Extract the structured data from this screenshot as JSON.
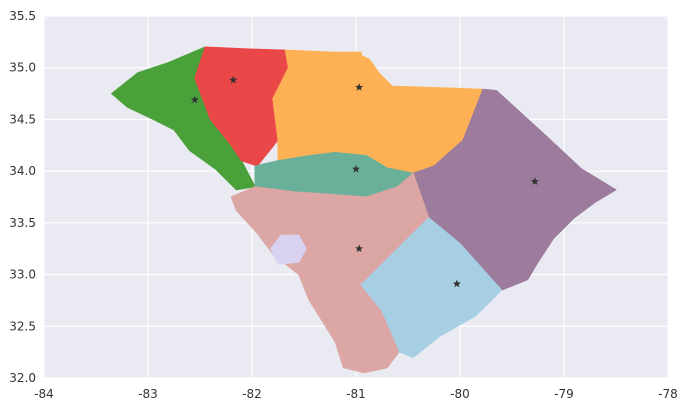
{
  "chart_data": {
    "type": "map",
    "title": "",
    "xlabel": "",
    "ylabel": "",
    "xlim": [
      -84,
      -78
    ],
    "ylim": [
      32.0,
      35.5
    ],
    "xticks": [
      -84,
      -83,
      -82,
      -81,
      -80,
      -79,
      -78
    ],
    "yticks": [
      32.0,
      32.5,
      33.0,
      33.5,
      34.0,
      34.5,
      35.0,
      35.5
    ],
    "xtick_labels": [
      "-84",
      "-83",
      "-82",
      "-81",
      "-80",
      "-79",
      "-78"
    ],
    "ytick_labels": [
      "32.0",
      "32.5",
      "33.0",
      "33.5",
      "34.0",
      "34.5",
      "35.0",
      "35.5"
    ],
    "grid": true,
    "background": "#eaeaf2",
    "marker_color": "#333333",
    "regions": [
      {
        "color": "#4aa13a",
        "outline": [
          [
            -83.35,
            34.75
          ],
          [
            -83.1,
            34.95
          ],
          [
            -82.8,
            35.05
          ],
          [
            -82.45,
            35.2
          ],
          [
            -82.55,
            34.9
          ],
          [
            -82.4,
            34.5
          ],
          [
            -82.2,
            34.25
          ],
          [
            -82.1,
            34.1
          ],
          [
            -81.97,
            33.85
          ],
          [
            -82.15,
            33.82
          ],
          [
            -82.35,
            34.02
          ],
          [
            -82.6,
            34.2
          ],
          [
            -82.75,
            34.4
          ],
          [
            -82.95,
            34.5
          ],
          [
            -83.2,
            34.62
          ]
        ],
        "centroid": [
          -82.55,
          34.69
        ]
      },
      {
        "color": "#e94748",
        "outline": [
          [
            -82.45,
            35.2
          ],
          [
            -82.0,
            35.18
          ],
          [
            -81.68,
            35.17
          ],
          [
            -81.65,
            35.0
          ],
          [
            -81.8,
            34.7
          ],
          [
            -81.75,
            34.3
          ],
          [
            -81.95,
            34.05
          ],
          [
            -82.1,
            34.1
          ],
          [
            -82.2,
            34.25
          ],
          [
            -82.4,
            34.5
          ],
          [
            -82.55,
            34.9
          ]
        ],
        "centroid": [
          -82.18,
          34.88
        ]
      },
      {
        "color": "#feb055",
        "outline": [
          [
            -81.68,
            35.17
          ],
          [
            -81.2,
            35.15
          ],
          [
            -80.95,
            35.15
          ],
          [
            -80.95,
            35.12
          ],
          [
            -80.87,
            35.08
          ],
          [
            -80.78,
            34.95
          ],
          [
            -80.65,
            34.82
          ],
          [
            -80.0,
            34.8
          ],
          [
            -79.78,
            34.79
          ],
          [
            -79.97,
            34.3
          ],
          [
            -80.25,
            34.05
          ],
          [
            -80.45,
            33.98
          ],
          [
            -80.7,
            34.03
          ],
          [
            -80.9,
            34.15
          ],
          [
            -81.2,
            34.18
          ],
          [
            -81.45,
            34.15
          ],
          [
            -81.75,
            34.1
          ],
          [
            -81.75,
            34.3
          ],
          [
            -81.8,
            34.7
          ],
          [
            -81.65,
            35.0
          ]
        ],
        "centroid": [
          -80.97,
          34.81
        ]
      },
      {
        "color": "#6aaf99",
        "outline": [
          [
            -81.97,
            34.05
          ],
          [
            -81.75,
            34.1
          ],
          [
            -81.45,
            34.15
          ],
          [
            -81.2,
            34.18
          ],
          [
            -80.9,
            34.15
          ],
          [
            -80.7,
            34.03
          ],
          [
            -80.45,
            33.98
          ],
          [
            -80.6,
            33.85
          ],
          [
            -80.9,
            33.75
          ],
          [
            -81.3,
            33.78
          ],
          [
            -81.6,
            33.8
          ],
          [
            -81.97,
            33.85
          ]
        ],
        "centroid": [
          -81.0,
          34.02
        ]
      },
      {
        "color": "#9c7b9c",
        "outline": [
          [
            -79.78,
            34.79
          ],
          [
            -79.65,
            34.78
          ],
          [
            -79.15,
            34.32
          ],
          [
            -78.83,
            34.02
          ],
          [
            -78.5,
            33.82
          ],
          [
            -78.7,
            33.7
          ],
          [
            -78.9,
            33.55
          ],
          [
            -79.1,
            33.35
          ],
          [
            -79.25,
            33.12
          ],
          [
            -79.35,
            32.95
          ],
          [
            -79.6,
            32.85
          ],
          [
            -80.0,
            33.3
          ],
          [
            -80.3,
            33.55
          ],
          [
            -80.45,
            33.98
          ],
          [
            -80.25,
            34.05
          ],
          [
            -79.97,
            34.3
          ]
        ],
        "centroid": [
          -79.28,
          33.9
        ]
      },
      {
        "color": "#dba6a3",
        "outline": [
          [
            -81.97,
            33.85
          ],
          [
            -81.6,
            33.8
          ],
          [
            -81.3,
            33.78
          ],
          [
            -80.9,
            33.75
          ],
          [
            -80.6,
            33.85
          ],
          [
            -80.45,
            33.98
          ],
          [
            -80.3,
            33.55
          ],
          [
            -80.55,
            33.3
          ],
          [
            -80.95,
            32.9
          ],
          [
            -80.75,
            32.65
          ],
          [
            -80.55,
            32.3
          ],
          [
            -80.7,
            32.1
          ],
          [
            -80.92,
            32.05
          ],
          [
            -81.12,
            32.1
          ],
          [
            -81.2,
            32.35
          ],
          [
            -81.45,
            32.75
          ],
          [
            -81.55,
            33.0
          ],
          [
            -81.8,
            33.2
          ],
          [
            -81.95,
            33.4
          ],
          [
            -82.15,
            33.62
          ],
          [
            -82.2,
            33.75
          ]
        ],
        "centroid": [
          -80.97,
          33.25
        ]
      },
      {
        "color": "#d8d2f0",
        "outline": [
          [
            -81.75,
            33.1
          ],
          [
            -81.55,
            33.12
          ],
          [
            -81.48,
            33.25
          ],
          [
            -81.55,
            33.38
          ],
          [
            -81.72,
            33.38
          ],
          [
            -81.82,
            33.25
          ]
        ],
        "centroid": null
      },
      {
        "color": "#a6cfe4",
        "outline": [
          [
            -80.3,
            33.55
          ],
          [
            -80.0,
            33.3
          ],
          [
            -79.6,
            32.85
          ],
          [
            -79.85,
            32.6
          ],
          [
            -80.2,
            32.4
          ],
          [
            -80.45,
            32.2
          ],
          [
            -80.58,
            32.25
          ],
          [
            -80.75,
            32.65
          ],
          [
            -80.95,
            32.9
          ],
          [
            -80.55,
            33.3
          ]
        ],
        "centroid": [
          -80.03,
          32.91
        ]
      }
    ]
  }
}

**Goal of the exercise:** Leave the pictures out and write out every entry exactly as given.

**Answer below:**
Extract the structured data from this screenshot as JSON.
{
  "chart_data": {
    "type": "map",
    "title": "",
    "xlabel": "",
    "ylabel": "",
    "xlim": [
      -84,
      -78
    ],
    "ylim": [
      32.0,
      35.5
    ],
    "xticks": [
      -84,
      -83,
      -82,
      -81,
      -80,
      -79,
      -78
    ],
    "yticks": [
      32.0,
      32.5,
      33.0,
      33.5,
      34.0,
      34.5,
      35.0,
      35.5
    ],
    "xtick_labels": [
      "-84",
      "-83",
      "-82",
      "-81",
      "-80",
      "-79",
      "-78"
    ],
    "ytick_labels": [
      "32.0",
      "32.5",
      "33.0",
      "33.5",
      "34.0",
      "34.5",
      "35.0",
      "35.5"
    ],
    "grid": true,
    "background": "#eaeaf2",
    "marker_color": "#333333",
    "regions": [
      {
        "color": "#4aa13a",
        "outline": [
          [
            -83.35,
            34.75
          ],
          [
            -83.1,
            34.95
          ],
          [
            -82.8,
            35.05
          ],
          [
            -82.45,
            35.2
          ],
          [
            -82.55,
            34.9
          ],
          [
            -82.4,
            34.5
          ],
          [
            -82.2,
            34.25
          ],
          [
            -82.1,
            34.1
          ],
          [
            -81.97,
            33.85
          ],
          [
            -82.15,
            33.82
          ],
          [
            -82.35,
            34.02
          ],
          [
            -82.6,
            34.2
          ],
          [
            -82.75,
            34.4
          ],
          [
            -82.95,
            34.5
          ],
          [
            -83.2,
            34.62
          ]
        ],
        "centroid": [
          -82.55,
          34.69
        ]
      },
      {
        "color": "#e94748",
        "outline": [
          [
            -82.45,
            35.2
          ],
          [
            -82.0,
            35.18
          ],
          [
            -81.68,
            35.17
          ],
          [
            -81.65,
            35.0
          ],
          [
            -81.8,
            34.7
          ],
          [
            -81.75,
            34.3
          ],
          [
            -81.95,
            34.05
          ],
          [
            -82.1,
            34.1
          ],
          [
            -82.2,
            34.25
          ],
          [
            -82.4,
            34.5
          ],
          [
            -82.55,
            34.9
          ]
        ],
        "centroid": [
          -82.18,
          34.88
        ]
      },
      {
        "color": "#feb055",
        "outline": [
          [
            -81.68,
            35.17
          ],
          [
            -81.2,
            35.15
          ],
          [
            -80.95,
            35.15
          ],
          [
            -80.95,
            35.12
          ],
          [
            -80.87,
            35.08
          ],
          [
            -80.78,
            34.95
          ],
          [
            -80.65,
            34.82
          ],
          [
            -80.0,
            34.8
          ],
          [
            -79.78,
            34.79
          ],
          [
            -79.97,
            34.3
          ],
          [
            -80.25,
            34.05
          ],
          [
            -80.45,
            33.98
          ],
          [
            -80.7,
            34.03
          ],
          [
            -80.9,
            34.15
          ],
          [
            -81.2,
            34.18
          ],
          [
            -81.45,
            34.15
          ],
          [
            -81.75,
            34.1
          ],
          [
            -81.75,
            34.3
          ],
          [
            -81.8,
            34.7
          ],
          [
            -81.65,
            35.0
          ]
        ],
        "centroid": [
          -80.97,
          34.81
        ]
      },
      {
        "color": "#6aaf99",
        "outline": [
          [
            -81.97,
            34.05
          ],
          [
            -81.75,
            34.1
          ],
          [
            -81.45,
            34.15
          ],
          [
            -81.2,
            34.18
          ],
          [
            -80.9,
            34.15
          ],
          [
            -80.7,
            34.03
          ],
          [
            -80.45,
            33.98
          ],
          [
            -80.6,
            33.85
          ],
          [
            -80.9,
            33.75
          ],
          [
            -81.3,
            33.78
          ],
          [
            -81.6,
            33.8
          ],
          [
            -81.97,
            33.85
          ]
        ],
        "centroid": [
          -81.0,
          34.02
        ]
      },
      {
        "color": "#9c7b9c",
        "outline": [
          [
            -79.78,
            34.79
          ],
          [
            -79.65,
            34.78
          ],
          [
            -79.15,
            34.32
          ],
          [
            -78.83,
            34.02
          ],
          [
            -78.5,
            33.82
          ],
          [
            -78.7,
            33.7
          ],
          [
            -78.9,
            33.55
          ],
          [
            -79.1,
            33.35
          ],
          [
            -79.25,
            33.12
          ],
          [
            -79.35,
            32.95
          ],
          [
            -79.6,
            32.85
          ],
          [
            -80.0,
            33.3
          ],
          [
            -80.3,
            33.55
          ],
          [
            -80.45,
            33.98
          ],
          [
            -80.25,
            34.05
          ],
          [
            -79.97,
            34.3
          ]
        ],
        "centroid": [
          -79.28,
          33.9
        ]
      },
      {
        "color": "#dba6a3",
        "outline": [
          [
            -81.97,
            33.85
          ],
          [
            -81.6,
            33.8
          ],
          [
            -81.3,
            33.78
          ],
          [
            -80.9,
            33.75
          ],
          [
            -80.6,
            33.85
          ],
          [
            -80.45,
            33.98
          ],
          [
            -80.3,
            33.55
          ],
          [
            -80.55,
            33.3
          ],
          [
            -80.95,
            32.9
          ],
          [
            -80.75,
            32.65
          ],
          [
            -80.55,
            32.3
          ],
          [
            -80.7,
            32.1
          ],
          [
            -80.92,
            32.05
          ],
          [
            -81.12,
            32.1
          ],
          [
            -81.2,
            32.35
          ],
          [
            -81.45,
            32.75
          ],
          [
            -81.55,
            33.0
          ],
          [
            -81.8,
            33.2
          ],
          [
            -81.95,
            33.4
          ],
          [
            -82.15,
            33.62
          ],
          [
            -82.2,
            33.75
          ]
        ],
        "centroid": [
          -80.97,
          33.25
        ]
      },
      {
        "color": "#d8d2f0",
        "outline": [
          [
            -81.75,
            33.1
          ],
          [
            -81.55,
            33.12
          ],
          [
            -81.48,
            33.25
          ],
          [
            -81.55,
            33.38
          ],
          [
            -81.72,
            33.38
          ],
          [
            -81.82,
            33.25
          ]
        ],
        "centroid": null
      },
      {
        "color": "#a6cfe4",
        "outline": [
          [
            -80.3,
            33.55
          ],
          [
            -80.0,
            33.3
          ],
          [
            -79.6,
            32.85
          ],
          [
            -79.85,
            32.6
          ],
          [
            -80.2,
            32.4
          ],
          [
            -80.45,
            32.2
          ],
          [
            -80.58,
            32.25
          ],
          [
            -80.75,
            32.65
          ],
          [
            -80.95,
            32.9
          ],
          [
            -80.55,
            33.3
          ]
        ],
        "centroid": [
          -80.03,
          32.91
        ]
      }
    ]
  }
}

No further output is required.